§ **Directive**
Gather the lines that hold the string "проведении".

§ **The input**
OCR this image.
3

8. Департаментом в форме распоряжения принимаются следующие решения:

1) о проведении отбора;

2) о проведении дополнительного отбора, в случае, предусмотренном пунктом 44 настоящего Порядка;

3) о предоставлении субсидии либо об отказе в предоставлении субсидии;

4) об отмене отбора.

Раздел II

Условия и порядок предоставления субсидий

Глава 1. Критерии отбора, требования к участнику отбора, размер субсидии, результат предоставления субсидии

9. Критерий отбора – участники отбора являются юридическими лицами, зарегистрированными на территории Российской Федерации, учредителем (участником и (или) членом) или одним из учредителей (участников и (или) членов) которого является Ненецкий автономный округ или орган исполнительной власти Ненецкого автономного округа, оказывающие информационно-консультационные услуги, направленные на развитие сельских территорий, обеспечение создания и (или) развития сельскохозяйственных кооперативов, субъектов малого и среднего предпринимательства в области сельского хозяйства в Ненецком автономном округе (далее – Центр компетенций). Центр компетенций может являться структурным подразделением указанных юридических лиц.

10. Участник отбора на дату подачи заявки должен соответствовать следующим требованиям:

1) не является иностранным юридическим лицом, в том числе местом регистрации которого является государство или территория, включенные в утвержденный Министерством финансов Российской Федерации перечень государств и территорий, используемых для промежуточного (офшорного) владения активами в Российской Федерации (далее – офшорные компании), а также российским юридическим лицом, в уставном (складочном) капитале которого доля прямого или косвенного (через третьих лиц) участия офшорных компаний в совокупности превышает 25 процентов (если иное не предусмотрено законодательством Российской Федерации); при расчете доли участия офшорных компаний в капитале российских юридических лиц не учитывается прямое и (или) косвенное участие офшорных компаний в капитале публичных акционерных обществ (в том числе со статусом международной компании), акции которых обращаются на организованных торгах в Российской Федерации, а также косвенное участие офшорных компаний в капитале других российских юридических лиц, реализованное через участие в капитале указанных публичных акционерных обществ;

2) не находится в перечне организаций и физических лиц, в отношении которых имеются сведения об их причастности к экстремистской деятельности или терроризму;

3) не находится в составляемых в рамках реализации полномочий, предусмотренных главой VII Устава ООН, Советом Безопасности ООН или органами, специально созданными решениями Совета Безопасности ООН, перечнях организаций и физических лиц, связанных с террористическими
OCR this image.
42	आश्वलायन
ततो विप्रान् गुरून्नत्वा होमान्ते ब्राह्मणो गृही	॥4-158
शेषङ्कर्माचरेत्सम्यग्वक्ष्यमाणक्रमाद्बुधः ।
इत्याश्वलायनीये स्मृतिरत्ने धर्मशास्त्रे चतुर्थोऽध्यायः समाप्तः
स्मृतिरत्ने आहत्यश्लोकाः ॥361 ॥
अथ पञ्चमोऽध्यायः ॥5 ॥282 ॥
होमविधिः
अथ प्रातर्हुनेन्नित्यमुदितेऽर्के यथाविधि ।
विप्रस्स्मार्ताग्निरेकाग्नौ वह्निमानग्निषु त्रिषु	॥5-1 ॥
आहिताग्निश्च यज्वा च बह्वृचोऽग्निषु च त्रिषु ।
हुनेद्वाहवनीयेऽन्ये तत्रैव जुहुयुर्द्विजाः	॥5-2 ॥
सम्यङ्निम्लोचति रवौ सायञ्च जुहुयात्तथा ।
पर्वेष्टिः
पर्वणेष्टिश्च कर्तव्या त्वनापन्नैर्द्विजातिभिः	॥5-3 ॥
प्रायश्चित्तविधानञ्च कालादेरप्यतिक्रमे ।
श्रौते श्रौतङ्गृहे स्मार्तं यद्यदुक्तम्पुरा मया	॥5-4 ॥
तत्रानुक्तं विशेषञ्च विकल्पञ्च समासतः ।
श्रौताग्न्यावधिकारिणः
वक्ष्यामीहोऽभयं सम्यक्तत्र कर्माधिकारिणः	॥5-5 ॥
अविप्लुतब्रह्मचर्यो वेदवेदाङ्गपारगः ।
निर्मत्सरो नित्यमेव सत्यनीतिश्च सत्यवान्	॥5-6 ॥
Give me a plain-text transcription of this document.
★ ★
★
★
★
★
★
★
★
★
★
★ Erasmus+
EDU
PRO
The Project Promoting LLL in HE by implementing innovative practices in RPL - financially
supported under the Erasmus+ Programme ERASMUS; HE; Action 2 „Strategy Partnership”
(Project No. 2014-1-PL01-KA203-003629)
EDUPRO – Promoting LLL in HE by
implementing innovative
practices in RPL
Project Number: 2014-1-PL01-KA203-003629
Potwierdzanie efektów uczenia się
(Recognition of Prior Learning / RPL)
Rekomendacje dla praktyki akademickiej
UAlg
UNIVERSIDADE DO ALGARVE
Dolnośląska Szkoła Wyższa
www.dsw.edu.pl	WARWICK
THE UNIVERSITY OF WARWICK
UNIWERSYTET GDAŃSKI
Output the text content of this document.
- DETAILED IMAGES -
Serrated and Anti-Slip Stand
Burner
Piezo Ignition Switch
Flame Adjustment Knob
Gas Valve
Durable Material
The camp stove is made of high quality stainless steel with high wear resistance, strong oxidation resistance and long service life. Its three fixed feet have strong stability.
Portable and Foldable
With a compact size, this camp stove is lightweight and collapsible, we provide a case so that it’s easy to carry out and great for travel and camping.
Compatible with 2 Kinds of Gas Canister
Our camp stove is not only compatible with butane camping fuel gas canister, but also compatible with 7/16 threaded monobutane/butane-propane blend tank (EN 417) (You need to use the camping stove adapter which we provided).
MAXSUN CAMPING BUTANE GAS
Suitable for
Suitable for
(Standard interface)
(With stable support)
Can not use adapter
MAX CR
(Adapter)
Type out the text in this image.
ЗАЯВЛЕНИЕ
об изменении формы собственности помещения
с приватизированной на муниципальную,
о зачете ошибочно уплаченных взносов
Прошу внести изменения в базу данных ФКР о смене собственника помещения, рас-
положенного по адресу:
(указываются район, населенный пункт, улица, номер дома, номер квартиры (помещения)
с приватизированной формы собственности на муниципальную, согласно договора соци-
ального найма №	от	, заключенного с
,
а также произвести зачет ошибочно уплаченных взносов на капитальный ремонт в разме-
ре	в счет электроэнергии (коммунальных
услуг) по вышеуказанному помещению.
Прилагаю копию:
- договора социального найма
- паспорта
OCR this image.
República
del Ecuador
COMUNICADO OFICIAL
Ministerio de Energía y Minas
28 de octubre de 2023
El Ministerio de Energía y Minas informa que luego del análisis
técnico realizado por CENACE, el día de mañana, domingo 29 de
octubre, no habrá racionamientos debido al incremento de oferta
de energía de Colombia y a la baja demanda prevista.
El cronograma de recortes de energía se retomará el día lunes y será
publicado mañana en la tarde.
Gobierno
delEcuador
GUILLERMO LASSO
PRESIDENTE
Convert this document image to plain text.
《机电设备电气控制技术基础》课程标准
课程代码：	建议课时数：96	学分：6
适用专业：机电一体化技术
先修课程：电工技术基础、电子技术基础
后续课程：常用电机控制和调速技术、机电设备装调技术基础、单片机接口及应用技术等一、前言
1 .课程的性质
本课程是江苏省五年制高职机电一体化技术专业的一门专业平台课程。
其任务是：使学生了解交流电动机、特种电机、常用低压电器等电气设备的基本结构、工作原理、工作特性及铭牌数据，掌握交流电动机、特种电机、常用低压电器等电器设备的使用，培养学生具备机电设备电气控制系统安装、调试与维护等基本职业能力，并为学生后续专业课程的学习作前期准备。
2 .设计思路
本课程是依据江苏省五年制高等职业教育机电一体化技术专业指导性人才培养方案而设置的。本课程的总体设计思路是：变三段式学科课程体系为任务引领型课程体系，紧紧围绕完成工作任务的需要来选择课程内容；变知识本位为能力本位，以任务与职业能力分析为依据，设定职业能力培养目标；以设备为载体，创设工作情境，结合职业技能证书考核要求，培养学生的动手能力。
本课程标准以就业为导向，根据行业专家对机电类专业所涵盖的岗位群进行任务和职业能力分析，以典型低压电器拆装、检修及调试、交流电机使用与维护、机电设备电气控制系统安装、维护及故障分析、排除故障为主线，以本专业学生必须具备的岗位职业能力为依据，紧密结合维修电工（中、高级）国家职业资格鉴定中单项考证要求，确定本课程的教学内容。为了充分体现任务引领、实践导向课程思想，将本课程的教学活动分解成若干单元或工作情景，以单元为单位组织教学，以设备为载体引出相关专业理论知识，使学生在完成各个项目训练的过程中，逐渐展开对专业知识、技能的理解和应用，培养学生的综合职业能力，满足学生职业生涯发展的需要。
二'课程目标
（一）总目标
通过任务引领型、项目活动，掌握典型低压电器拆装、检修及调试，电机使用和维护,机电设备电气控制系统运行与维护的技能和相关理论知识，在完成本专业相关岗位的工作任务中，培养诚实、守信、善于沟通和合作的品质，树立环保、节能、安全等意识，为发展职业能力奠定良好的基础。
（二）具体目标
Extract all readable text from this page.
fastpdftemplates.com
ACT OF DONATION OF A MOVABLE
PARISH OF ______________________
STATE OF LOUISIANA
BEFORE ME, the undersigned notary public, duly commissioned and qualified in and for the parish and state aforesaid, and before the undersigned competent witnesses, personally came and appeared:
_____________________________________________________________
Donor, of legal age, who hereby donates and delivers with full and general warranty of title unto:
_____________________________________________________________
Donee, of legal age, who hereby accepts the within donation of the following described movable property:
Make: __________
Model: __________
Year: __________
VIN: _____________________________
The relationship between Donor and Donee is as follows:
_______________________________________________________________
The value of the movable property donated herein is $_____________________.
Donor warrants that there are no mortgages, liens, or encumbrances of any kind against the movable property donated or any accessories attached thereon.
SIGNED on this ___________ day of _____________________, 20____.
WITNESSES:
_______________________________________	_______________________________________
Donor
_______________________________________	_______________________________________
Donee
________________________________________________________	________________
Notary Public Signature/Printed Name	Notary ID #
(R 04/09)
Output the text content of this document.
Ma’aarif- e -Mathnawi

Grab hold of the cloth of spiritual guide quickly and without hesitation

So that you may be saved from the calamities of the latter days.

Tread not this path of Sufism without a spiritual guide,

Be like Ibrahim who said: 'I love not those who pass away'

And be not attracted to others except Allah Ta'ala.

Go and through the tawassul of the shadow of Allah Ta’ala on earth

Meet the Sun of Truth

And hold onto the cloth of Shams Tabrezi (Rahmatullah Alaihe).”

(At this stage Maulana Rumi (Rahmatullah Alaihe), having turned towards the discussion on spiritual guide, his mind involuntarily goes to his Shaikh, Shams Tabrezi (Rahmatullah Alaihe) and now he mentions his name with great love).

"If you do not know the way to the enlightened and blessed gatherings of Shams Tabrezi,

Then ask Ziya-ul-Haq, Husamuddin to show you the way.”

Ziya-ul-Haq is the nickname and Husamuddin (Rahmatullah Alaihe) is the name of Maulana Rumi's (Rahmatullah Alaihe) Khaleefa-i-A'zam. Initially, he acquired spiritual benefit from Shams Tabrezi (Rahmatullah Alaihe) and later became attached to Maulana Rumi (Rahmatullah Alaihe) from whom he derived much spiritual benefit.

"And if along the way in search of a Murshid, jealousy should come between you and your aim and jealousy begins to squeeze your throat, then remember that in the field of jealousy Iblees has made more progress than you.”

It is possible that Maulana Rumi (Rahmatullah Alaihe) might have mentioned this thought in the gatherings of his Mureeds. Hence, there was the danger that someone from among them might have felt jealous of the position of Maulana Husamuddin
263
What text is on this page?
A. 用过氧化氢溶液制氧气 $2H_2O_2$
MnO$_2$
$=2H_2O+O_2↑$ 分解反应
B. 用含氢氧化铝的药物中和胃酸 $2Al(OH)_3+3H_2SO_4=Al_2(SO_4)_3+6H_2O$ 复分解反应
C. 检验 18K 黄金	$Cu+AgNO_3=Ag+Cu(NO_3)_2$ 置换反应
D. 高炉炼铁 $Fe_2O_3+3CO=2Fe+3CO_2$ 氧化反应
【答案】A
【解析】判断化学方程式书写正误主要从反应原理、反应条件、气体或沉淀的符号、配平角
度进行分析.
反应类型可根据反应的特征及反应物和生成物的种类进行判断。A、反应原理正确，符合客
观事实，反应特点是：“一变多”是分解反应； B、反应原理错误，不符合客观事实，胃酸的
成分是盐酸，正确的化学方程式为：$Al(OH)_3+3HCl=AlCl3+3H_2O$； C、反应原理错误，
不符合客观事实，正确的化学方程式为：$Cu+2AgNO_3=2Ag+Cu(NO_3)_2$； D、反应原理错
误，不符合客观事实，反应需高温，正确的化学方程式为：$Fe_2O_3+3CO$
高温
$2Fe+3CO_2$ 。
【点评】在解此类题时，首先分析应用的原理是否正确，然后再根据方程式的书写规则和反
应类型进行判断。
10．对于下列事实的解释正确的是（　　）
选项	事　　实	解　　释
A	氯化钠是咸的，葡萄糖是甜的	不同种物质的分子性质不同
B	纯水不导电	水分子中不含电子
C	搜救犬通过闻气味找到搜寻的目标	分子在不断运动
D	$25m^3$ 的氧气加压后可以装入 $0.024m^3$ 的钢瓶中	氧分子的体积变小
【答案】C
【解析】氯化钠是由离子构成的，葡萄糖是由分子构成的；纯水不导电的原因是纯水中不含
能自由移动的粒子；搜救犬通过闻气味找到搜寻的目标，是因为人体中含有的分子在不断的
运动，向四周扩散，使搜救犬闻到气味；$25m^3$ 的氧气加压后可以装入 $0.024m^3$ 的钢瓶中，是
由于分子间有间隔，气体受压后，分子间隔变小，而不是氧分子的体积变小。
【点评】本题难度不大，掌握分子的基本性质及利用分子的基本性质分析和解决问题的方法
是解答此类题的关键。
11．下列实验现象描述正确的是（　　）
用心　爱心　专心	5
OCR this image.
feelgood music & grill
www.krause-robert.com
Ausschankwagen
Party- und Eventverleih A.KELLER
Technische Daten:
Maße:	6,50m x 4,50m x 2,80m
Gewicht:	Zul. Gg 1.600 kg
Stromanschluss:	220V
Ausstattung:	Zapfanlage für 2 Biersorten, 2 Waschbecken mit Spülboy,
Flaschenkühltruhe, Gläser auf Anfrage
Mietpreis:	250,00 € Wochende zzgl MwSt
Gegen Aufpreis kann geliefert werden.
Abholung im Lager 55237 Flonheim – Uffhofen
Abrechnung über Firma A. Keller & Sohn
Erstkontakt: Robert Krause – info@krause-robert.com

§ **Response to this exercise**
1) о проведении отбора;
2) о проведении дополнительного отбора, в случае, предусмотренном пунктом 44 настоящего Порядка;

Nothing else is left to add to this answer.